THE INPUT -
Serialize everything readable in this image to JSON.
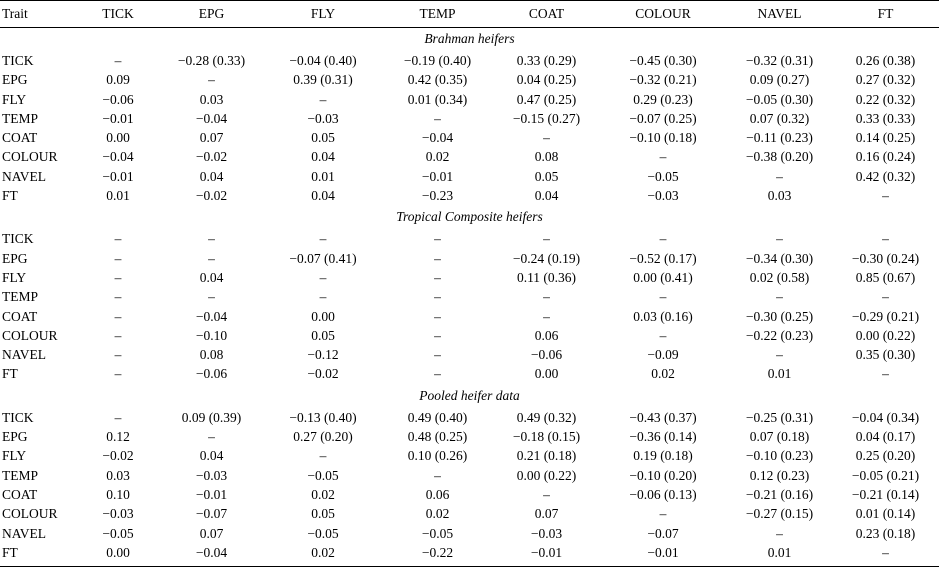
{
  "header": [
    "Trait",
    "TICK",
    "EPG",
    "FLY",
    "TEMP",
    "COAT",
    "COLOUR",
    "NAVEL",
    "FT"
  ],
  "sections": [
    {
      "title": "Brahman heifers",
      "rows": [
        {
          "trait": "TICK",
          "cells": [
            "–",
            "−0.28 (0.33)",
            "−0.04 (0.40)",
            "−0.19 (0.40)",
            "0.33 (0.29)",
            "−0.45 (0.30)",
            "−0.32 (0.31)",
            "0.26 (0.38)"
          ],
          "bold": []
        },
        {
          "trait": "EPG",
          "cells": [
            "0.09",
            "–",
            "0.39 (0.31)",
            "0.42 (0.35)",
            "0.04 (0.25)",
            "−0.32 (0.21)",
            "0.09 (0.27)",
            "0.27 (0.32)"
          ],
          "bold": []
        },
        {
          "trait": "FLY",
          "cells": [
            "−0.06",
            "0.03",
            "–",
            "0.01 (0.34)",
            "0.47 (0.25)",
            "0.29 (0.23)",
            "−0.05 (0.30)",
            "0.22 (0.32)"
          ],
          "bold": []
        },
        {
          "trait": "TEMP",
          "cells": [
            "−0.01",
            "−0.04",
            "−0.03",
            "–",
            "−0.15 (0.27)",
            "−0.07 (0.25)",
            "0.07 (0.32)",
            "0.33 (0.33)"
          ],
          "bold": []
        },
        {
          "trait": "COAT",
          "cells": [
            "0.00",
            "0.07",
            "0.05",
            "−0.04",
            "–",
            "−0.10 (0.18)",
            "−0.11 (0.23)",
            "0.14 (0.25)"
          ],
          "bold": []
        },
        {
          "trait": "COLOUR",
          "cells": [
            "−0.04",
            "−0.02",
            "0.04",
            "0.02",
            "0.08",
            "–",
            "−0.38 (0.20)",
            "0.16 (0.24)"
          ],
          "bold": []
        },
        {
          "trait": "NAVEL",
          "cells": [
            "−0.01",
            "0.04",
            "0.01",
            "−0.01",
            "0.05",
            "−0.05",
            "–",
            "0.42 (0.32)"
          ],
          "bold": []
        },
        {
          "trait": "FT",
          "cells": [
            "0.01",
            "−0.02",
            "0.04",
            "−0.23",
            "0.04",
            "−0.03",
            "0.03",
            "–"
          ],
          "bold": [
            3
          ]
        }
      ]
    },
    {
      "title": "Tropical Composite heifers",
      "rows": [
        {
          "trait": "TICK",
          "cells": [
            "–",
            "–",
            "–",
            "–",
            "–",
            "–",
            "–",
            "–"
          ],
          "bold": []
        },
        {
          "trait": "EPG",
          "cells": [
            "–",
            "–",
            "−0.07 (0.41)",
            "–",
            "−0.24 (0.19)",
            "−0.52 (0.17)",
            "−0.34 (0.30)",
            "−0.30 (0.24)"
          ],
          "bold": [
            5
          ]
        },
        {
          "trait": "FLY",
          "cells": [
            "–",
            "0.04",
            "–",
            "–",
            "0.11 (0.36)",
            "0.00 (0.41)",
            "0.02 (0.58)",
            "0.85 (0.67)"
          ],
          "bold": []
        },
        {
          "trait": "TEMP",
          "cells": [
            "–",
            "–",
            "–",
            "–",
            "–",
            "–",
            "–",
            "–"
          ],
          "bold": []
        },
        {
          "trait": "COAT",
          "cells": [
            "–",
            "−0.04",
            "0.00",
            "–",
            "–",
            "0.03 (0.16)",
            "−0.30 (0.25)",
            "−0.29 (0.21)"
          ],
          "bold": []
        },
        {
          "trait": "COLOUR",
          "cells": [
            "–",
            "−0.10",
            "0.05",
            "–",
            "0.06",
            "–",
            "−0.22 (0.23)",
            "0.00 (0.22)"
          ],
          "bold": [
            1
          ]
        },
        {
          "trait": "NAVEL",
          "cells": [
            "–",
            "0.08",
            "−0.12",
            "–",
            "−0.06",
            "−0.09",
            "–",
            "0.35 (0.30)"
          ],
          "bold": [
            2,
            5
          ]
        },
        {
          "trait": "FT",
          "cells": [
            "–",
            "−0.06",
            "−0.02",
            "–",
            "0.00",
            "0.02",
            "0.01",
            "–"
          ],
          "bold": []
        }
      ]
    },
    {
      "title": "Pooled heifer data",
      "rows": [
        {
          "trait": "TICK",
          "cells": [
            "–",
            "0.09 (0.39)",
            "−0.13 (0.40)",
            "0.49 (0.40)",
            "0.49 (0.32)",
            "−0.43 (0.37)",
            "−0.25 (0.31)",
            "−0.04 (0.34)"
          ],
          "bold": []
        },
        {
          "trait": "EPG",
          "cells": [
            "0.12",
            "–",
            "0.27 (0.20)",
            "0.48 (0.25)",
            "−0.18 (0.15)",
            "−0.36 (0.14)",
            "0.07 (0.18)",
            "0.04 (0.17)"
          ],
          "bold": [
            0,
            5
          ]
        },
        {
          "trait": "FLY",
          "cells": [
            "−0.02",
            "0.04",
            "–",
            "0.10 (0.26)",
            "0.21 (0.18)",
            "0.19 (0.18)",
            "−0.10 (0.23)",
            "0.25 (0.20)"
          ],
          "bold": []
        },
        {
          "trait": "TEMP",
          "cells": [
            "0.03",
            "−0.03",
            "−0.05",
            "–",
            "0.00 (0.22)",
            "−0.10 (0.20)",
            "0.12 (0.23)",
            "−0.05 (0.21)"
          ],
          "bold": []
        },
        {
          "trait": "COAT",
          "cells": [
            "0.10",
            "−0.01",
            "0.02",
            "0.06",
            "–",
            "−0.06 (0.13)",
            "−0.21 (0.16)",
            "−0.21 (0.14)"
          ],
          "bold": [
            0
          ]
        },
        {
          "trait": "COLOUR",
          "cells": [
            "−0.03",
            "−0.07",
            "0.05",
            "0.02",
            "0.07",
            "–",
            "−0.27 (0.15)",
            "0.01 (0.14)"
          ],
          "bold": [
            1
          ]
        },
        {
          "trait": "NAVEL",
          "cells": [
            "−0.05",
            "0.07",
            "−0.05",
            "−0.05",
            "−0.03",
            "−0.07",
            "–",
            "0.23 (0.18)"
          ],
          "bold": [
            1,
            5
          ]
        },
        {
          "trait": "FT",
          "cells": [
            "0.00",
            "−0.04",
            "0.02",
            "−0.22",
            "−0.01",
            "−0.01",
            "0.01",
            "–"
          ],
          "bold": [
            3
          ]
        }
      ]
    }
  ]
}
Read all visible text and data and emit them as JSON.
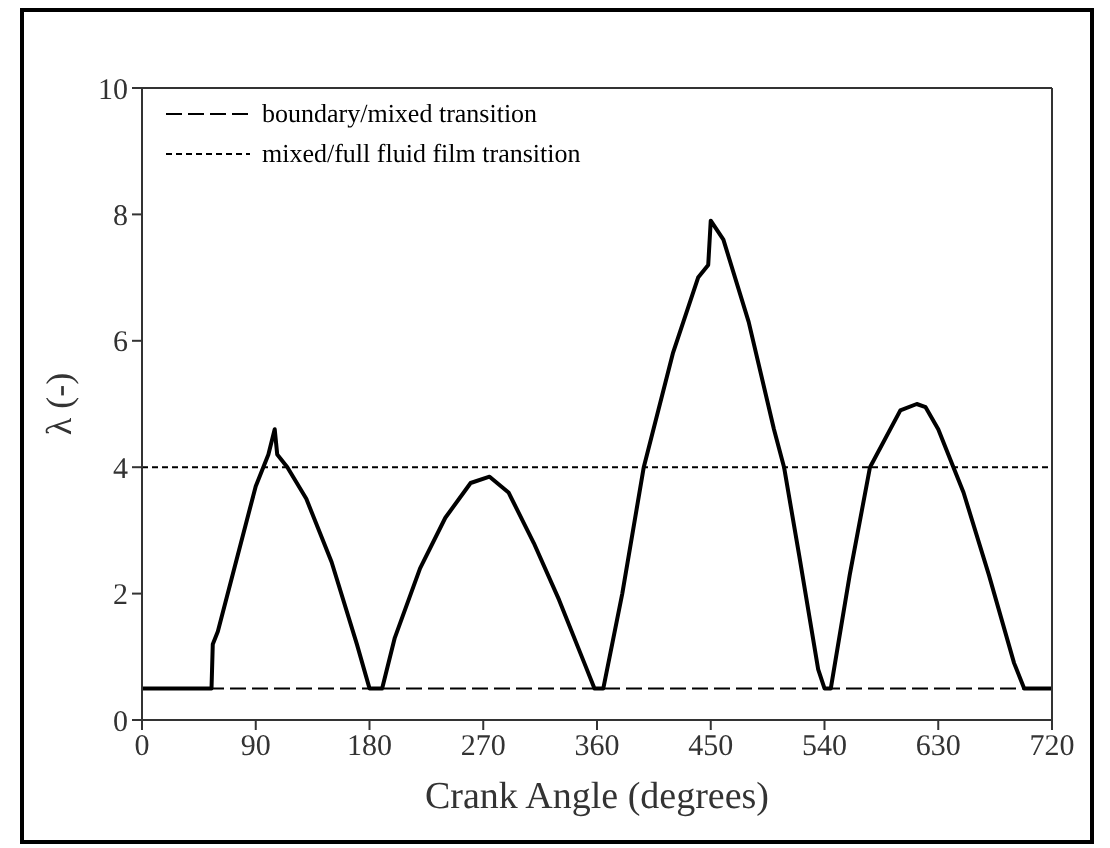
{
  "chart_data": {
    "type": "line",
    "xlabel": "Crank Angle (degrees)",
    "ylabel": "λ (-)",
    "x": [
      0,
      55,
      56,
      60,
      90,
      100,
      105,
      107,
      115,
      130,
      150,
      170,
      180,
      190,
      200,
      220,
      240,
      260,
      275,
      290,
      310,
      330,
      350,
      358,
      365,
      380,
      397,
      420,
      440,
      448,
      450,
      460,
      480,
      500,
      508,
      520,
      535,
      540,
      545,
      560,
      576,
      600,
      613,
      620,
      630,
      642,
      650,
      670,
      690,
      698,
      720
    ],
    "series": [
      {
        "color": "#000000",
        "values": [
          0.5,
          0.5,
          1.2,
          1.4,
          3.7,
          4.2,
          4.6,
          4.2,
          4.0,
          3.5,
          2.5,
          1.2,
          0.5,
          0.5,
          1.3,
          2.4,
          3.2,
          3.75,
          3.85,
          3.6,
          2.8,
          1.9,
          0.9,
          0.5,
          0.5,
          2.0,
          4.0,
          5.8,
          7.0,
          7.2,
          7.9,
          7.6,
          6.3,
          4.6,
          4.0,
          2.6,
          0.8,
          0.5,
          0.5,
          2.3,
          4.0,
          4.9,
          5.0,
          4.95,
          4.6,
          4.0,
          3.6,
          2.3,
          0.9,
          0.5,
          0.5
        ]
      }
    ],
    "xlim": [
      0,
      720
    ],
    "xticks": [
      0,
      90,
      180,
      270,
      360,
      450,
      540,
      630,
      720
    ],
    "ylim": [
      0,
      10
    ],
    "yticks": [
      0,
      2,
      4,
      6,
      8,
      10
    ],
    "ref_lines": [
      {
        "axis": "y",
        "value": 0.5,
        "label": "boundary/mixed transition",
        "line_style": "dashed",
        "color": "#000000"
      },
      {
        "axis": "y",
        "value": 4,
        "label": "mixed/full fluid film transition",
        "line_style": "dotted",
        "color": "#000000"
      }
    ],
    "legend": "top left",
    "marker": "none",
    "line_style": "solid"
  }
}
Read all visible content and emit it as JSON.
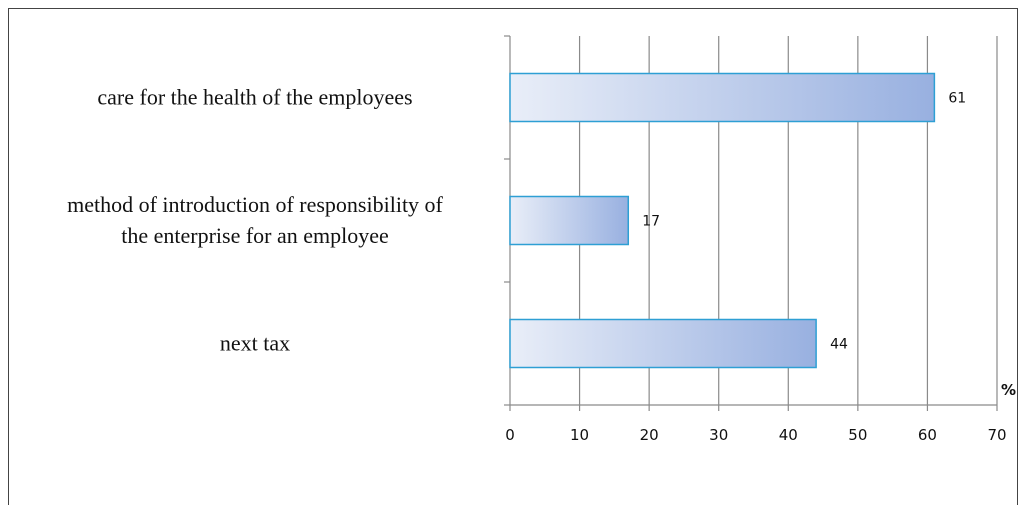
{
  "chart_data": {
    "type": "bar",
    "orientation": "horizontal",
    "categories": [
      "care for the health of the employees",
      "method of introduction of responsibility of the enterprise for an employee",
      "next tax"
    ],
    "category_lines": [
      [
        "care for the health of the employees"
      ],
      [
        "method of introduction of responsibility of",
        "the enterprise for an employee"
      ],
      [
        "next tax"
      ]
    ],
    "values": [
      61,
      17,
      44
    ],
    "data_labels": [
      "61",
      "17",
      "44"
    ],
    "x_ticks": [
      "0",
      "10",
      "20",
      "30",
      "40",
      "50",
      "60",
      "70"
    ],
    "xlim": [
      0,
      70
    ],
    "xlabel": "%",
    "grid": "vertical",
    "bar_gradient": [
      "#e9eef8",
      "#98b0e0"
    ],
    "bar_border": "#2e9fd4"
  }
}
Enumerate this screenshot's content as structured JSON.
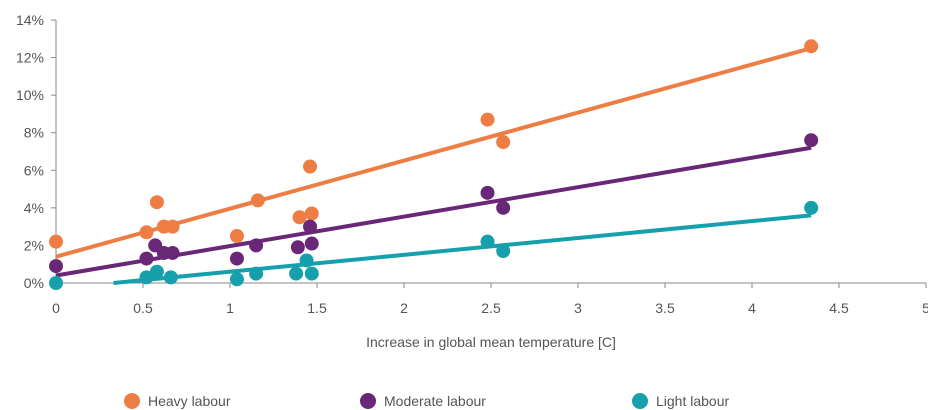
{
  "chart_data": {
    "type": "scatter",
    "xlabel": "Increase in global mean temperature [C]",
    "ylabel": "",
    "xlim": [
      0,
      5
    ],
    "ylim": [
      0,
      14
    ],
    "x_ticks": [
      {
        "value": 0,
        "label": "0"
      },
      {
        "value": 0.5,
        "label": "0.5"
      },
      {
        "value": 1,
        "label": "1"
      },
      {
        "value": 1.5,
        "label": "1.5"
      },
      {
        "value": 2,
        "label": "2"
      },
      {
        "value": 2.5,
        "label": "2.5"
      },
      {
        "value": 3,
        "label": "3"
      },
      {
        "value": 3.5,
        "label": "3.5"
      },
      {
        "value": 4,
        "label": "4"
      },
      {
        "value": 4.5,
        "label": "4.5"
      },
      {
        "value": 5,
        "label": "5"
      }
    ],
    "y_ticks": [
      {
        "value": 0,
        "label": "0%"
      },
      {
        "value": 2,
        "label": "2%"
      },
      {
        "value": 4,
        "label": "4%"
      },
      {
        "value": 6,
        "label": "6%"
      },
      {
        "value": 8,
        "label": "8%"
      },
      {
        "value": 10,
        "label": "10%"
      },
      {
        "value": 12,
        "label": "12%"
      },
      {
        "value": 14,
        "label": "14%"
      }
    ],
    "legend_position": "bottom",
    "series": [
      {
        "name": "Heavy labour",
        "color": "#ee7d44",
        "points": [
          [
            0,
            2.2
          ],
          [
            0.52,
            2.7
          ],
          [
            0.58,
            4.3
          ],
          [
            0.62,
            3.0
          ],
          [
            0.67,
            3.0
          ],
          [
            1.04,
            2.5
          ],
          [
            1.16,
            4.4
          ],
          [
            1.4,
            3.5
          ],
          [
            1.46,
            6.2
          ],
          [
            1.47,
            3.7
          ],
          [
            2.48,
            8.7
          ],
          [
            2.57,
            7.5
          ],
          [
            4.34,
            12.6
          ]
        ],
        "trend": [
          [
            0,
            1.4
          ],
          [
            4.34,
            12.5
          ]
        ]
      },
      {
        "name": "Moderate labour",
        "color": "#6a2777",
        "points": [
          [
            0,
            0.9
          ],
          [
            0.52,
            1.3
          ],
          [
            0.57,
            2.0
          ],
          [
            0.62,
            1.6
          ],
          [
            0.67,
            1.6
          ],
          [
            1.04,
            1.3
          ],
          [
            1.15,
            2.0
          ],
          [
            1.39,
            1.9
          ],
          [
            1.46,
            3.0
          ],
          [
            1.47,
            2.1
          ],
          [
            2.48,
            4.8
          ],
          [
            2.57,
            4.0
          ],
          [
            4.34,
            7.6
          ]
        ],
        "trend": [
          [
            0,
            0.4
          ],
          [
            4.34,
            7.2
          ]
        ]
      },
      {
        "name": "Light labour",
        "color": "#16a0ac",
        "points": [
          [
            0,
            0.0
          ],
          [
            0.52,
            0.3
          ],
          [
            0.58,
            0.6
          ],
          [
            0.66,
            0.3
          ],
          [
            1.04,
            0.2
          ],
          [
            1.15,
            0.5
          ],
          [
            1.38,
            0.5
          ],
          [
            1.44,
            1.2
          ],
          [
            1.47,
            0.5
          ],
          [
            2.48,
            2.2
          ],
          [
            2.57,
            1.7
          ],
          [
            4.34,
            4.0
          ]
        ],
        "trend": [
          [
            0.33,
            0.0
          ],
          [
            4.34,
            3.6
          ]
        ]
      }
    ]
  }
}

BRIEF - Only a number is wanted: how many lines of the material include the word "visible".

ANSWER FOR THE TASK - 2